Requirement:
Output all entries verbatim. Skip pictures.

A block of data
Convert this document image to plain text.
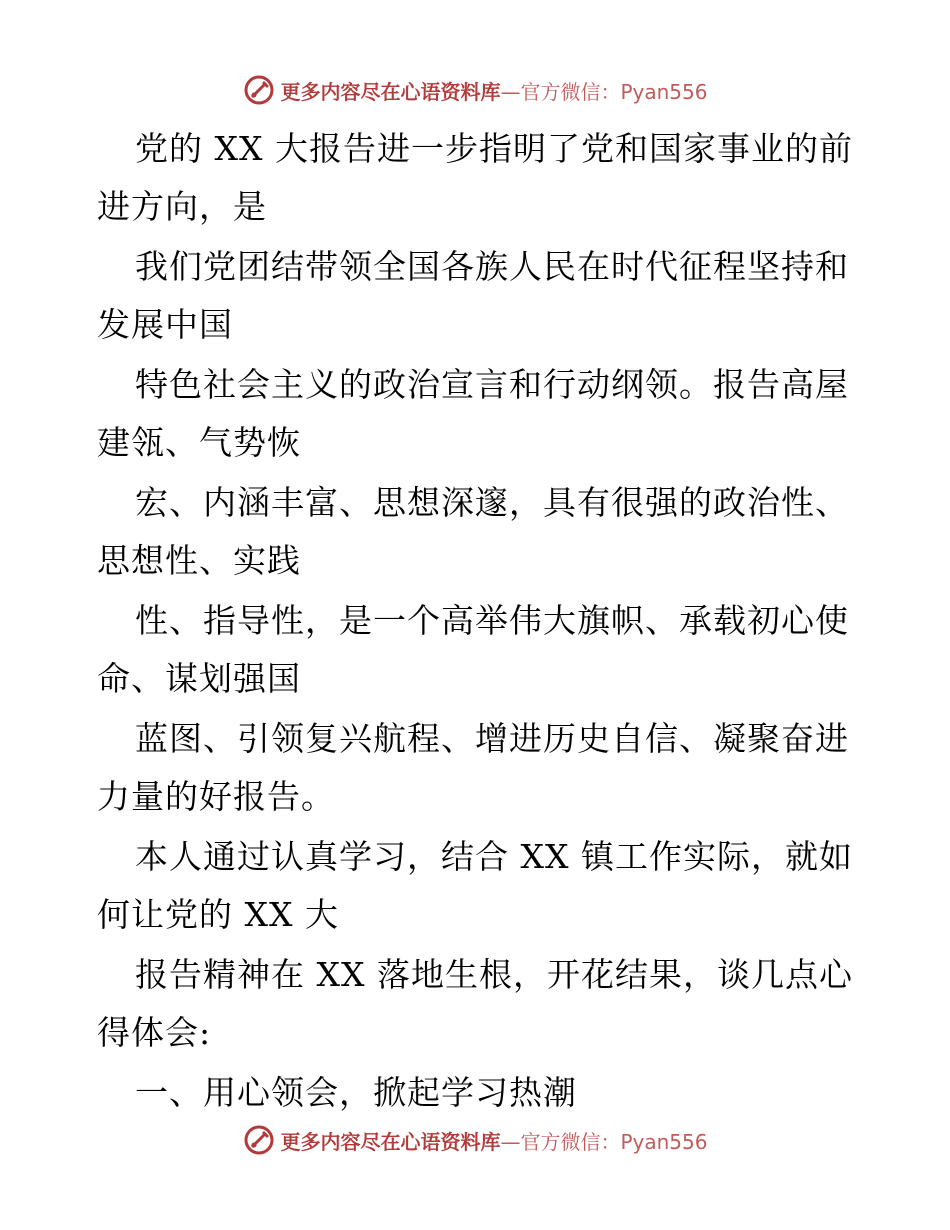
更多内容尽在心语资料库—官方微信：Pyan556
党的 XX 大报告进一步指明了党和国家事业的前
进方向，是
我们党团结带领全国各族人民在时代征程坚持和
发展中国
特色社会主义的政治宣言和行动纲领。报告高屋
建瓴、气势恢
宏、内涵丰富、思想深邃，具有很强的政治性、
思想性、实践
性、指导性，是一个高举伟大旗帜、承载初心使
命、谋划强国
蓝图、引领复兴航程、增进历史自信、凝聚奋进
力量的好报告。
本人通过认真学习，结合 XX 镇工作实际，就如
何让党的 XX 大
报告精神在 XX 落地生根，开花结果，谈几点心
得体会:
一、用心领会，掀起学习热潮
更多内容尽在心语资料库—官方微信：Pyan556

Reply:
Convert this document image to plain text.
更多内容尽在心语资料库—官方微信：Pyan556
党的 XX 大报告进一步指明了党和国家事业的前
进方向，是
我们党团结带领全国各族人民在时代征程坚持和
发展中国
特色社会主义的政治宣言和行动纲领。报告高屋
建瓴、气势恢
宏、内涵丰富、思想深邃，具有很强的政治性、
思想性、实践
性、指导性，是一个高举伟大旗帜、承载初心使
命、谋划强国
蓝图、引领复兴航程、增进历史自信、凝聚奋进
力量的好报告。
本人通过认真学习，结合 XX 镇工作实际，就如
何让党的 XX 大
报告精神在 XX 落地生根，开花结果，谈几点心
得体会:
一、用心领会，掀起学习热潮
更多内容尽在心语资料库—官方微信：Pyan556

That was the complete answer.